● Written exercise
Output every line below exactly.

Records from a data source
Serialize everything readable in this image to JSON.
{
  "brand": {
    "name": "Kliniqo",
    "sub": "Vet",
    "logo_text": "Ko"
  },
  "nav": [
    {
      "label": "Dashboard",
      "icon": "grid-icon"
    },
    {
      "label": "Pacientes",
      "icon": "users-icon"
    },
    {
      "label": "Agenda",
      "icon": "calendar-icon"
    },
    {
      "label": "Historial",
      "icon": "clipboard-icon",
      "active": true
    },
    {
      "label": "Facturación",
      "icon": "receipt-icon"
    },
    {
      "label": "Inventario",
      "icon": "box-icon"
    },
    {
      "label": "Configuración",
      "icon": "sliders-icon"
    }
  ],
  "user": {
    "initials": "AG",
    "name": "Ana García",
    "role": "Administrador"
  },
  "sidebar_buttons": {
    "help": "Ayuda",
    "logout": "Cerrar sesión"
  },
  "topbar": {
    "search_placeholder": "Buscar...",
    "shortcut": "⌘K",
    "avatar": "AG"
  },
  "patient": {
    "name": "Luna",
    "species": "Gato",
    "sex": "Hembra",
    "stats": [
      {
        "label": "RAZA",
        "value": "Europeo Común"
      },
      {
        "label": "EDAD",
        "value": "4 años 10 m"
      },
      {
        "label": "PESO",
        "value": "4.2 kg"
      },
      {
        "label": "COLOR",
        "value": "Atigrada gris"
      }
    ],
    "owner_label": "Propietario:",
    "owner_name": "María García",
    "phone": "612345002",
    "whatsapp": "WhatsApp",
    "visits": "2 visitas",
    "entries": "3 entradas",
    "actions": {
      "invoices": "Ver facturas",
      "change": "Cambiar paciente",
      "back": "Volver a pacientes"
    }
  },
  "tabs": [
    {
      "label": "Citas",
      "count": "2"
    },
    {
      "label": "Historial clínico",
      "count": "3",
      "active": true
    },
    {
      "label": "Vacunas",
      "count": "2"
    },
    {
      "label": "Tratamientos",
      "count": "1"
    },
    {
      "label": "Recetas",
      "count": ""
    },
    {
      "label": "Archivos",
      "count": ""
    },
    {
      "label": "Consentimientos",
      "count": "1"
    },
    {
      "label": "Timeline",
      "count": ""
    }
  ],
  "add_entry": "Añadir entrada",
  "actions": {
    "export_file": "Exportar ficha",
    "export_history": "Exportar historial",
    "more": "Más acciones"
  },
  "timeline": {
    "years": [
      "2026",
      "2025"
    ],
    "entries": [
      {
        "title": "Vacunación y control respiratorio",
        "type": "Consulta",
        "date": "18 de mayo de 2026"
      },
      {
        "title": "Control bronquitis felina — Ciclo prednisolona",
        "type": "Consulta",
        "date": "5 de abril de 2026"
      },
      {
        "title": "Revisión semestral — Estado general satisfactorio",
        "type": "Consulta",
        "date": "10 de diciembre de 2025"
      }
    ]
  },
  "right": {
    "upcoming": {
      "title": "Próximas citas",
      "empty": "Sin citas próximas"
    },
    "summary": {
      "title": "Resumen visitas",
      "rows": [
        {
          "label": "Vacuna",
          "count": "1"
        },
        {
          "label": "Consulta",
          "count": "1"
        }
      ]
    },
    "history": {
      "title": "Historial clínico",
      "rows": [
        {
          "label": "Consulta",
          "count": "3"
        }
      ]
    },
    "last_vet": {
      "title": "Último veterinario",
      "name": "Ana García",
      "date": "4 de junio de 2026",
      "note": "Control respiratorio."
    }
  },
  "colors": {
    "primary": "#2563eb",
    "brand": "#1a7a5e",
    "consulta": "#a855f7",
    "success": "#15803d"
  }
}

● Answer for the task
Serialize everything readable in this image to JSON.
{
  "brand": {
    "name": "Kliniqo",
    "sub": "Vet",
    "logo_text": "Ko"
  },
  "nav": [
    {
      "label": "Dashboard",
      "icon": "grid-icon"
    },
    {
      "label": "Pacientes",
      "icon": "users-icon"
    },
    {
      "label": "Agenda",
      "icon": "calendar-icon"
    },
    {
      "label": "Historial",
      "icon": "clipboard-icon",
      "active": true
    },
    {
      "label": "Facturación",
      "icon": "receipt-icon"
    },
    {
      "label": "Inventario",
      "icon": "box-icon"
    },
    {
      "label": "Configuración",
      "icon": "sliders-icon"
    }
  ],
  "user": {
    "initials": "AG",
    "name": "Ana García",
    "role": "Administrador"
  },
  "sidebar_buttons": {
    "help": "Ayuda",
    "logout": "Cerrar sesión"
  },
  "topbar": {
    "search_placeholder": "Buscar...",
    "shortcut": "⌘K",
    "avatar": "AG"
  },
  "patient": {
    "name": "Luna",
    "species": "Gato",
    "sex": "Hembra",
    "stats": [
      {
        "label": "RAZA",
        "value": "Europeo Común"
      },
      {
        "label": "EDAD",
        "value": "4 años 10 m"
      },
      {
        "label": "PESO",
        "value": "4.2 kg"
      },
      {
        "label": "COLOR",
        "value": "Atigrada gris"
      }
    ],
    "owner_label": "Propietario:",
    "owner_name": "María García",
    "phone": "612345002",
    "whatsapp": "WhatsApp",
    "visits": "2 visitas",
    "entries": "3 entradas",
    "actions": {
      "invoices": "Ver facturas",
      "change": "Cambiar paciente",
      "back": "Volver a pacientes"
    }
  },
  "tabs": [
    {
      "label": "Citas",
      "count": "2"
    },
    {
      "label": "Historial clínico",
      "count": "3",
      "active": true
    },
    {
      "label": "Vacunas",
      "count": "2"
    },
    {
      "label": "Tratamientos",
      "count": "1"
    },
    {
      "label": "Recetas",
      "count": ""
    },
    {
      "label": "Archivos",
      "count": ""
    },
    {
      "label": "Consentimientos",
      "count": "1"
    },
    {
      "label": "Timeline",
      "count": ""
    }
  ],
  "add_entry": "Añadir entrada",
  "actions": {
    "export_file": "Exportar ficha",
    "export_history": "Exportar historial",
    "more": "Más acciones"
  },
  "timeline": {
    "years": [
      "2026",
      "2025"
    ],
    "entries": [
      {
        "title": "Vacunación y control respiratorio",
        "type": "Consulta",
        "date": "18 de mayo de 2026"
      },
      {
        "title": "Control bronquitis felina — Ciclo prednisolona",
        "type": "Consulta",
        "date": "5 de abril de 2026"
      },
      {
        "title": "Revisión semestral — Estado general satisfactorio",
        "type": "Consulta",
        "date": "10 de diciembre de 2025"
      }
    ]
  },
  "right": {
    "upcoming": {
      "title": "Próximas citas",
      "empty": "Sin citas próximas"
    },
    "summary": {
      "title": "Resumen visitas",
      "rows": [
        {
          "label": "Vacuna",
          "count": "1"
        },
        {
          "label": "Consulta",
          "count": "1"
        }
      ]
    },
    "history": {
      "title": "Historial clínico",
      "rows": [
        {
          "label": "Consulta",
          "count": "3"
        }
      ]
    },
    "last_vet": {
      "title": "Último veterinario",
      "name": "Ana García",
      "date": "4 de junio de 2026",
      "note": "Control respiratorio."
    }
  },
  "colors": {
    "primary": "#2563eb",
    "brand": "#1a7a5e",
    "consulta": "#a855f7",
    "success": "#15803d"
  }
}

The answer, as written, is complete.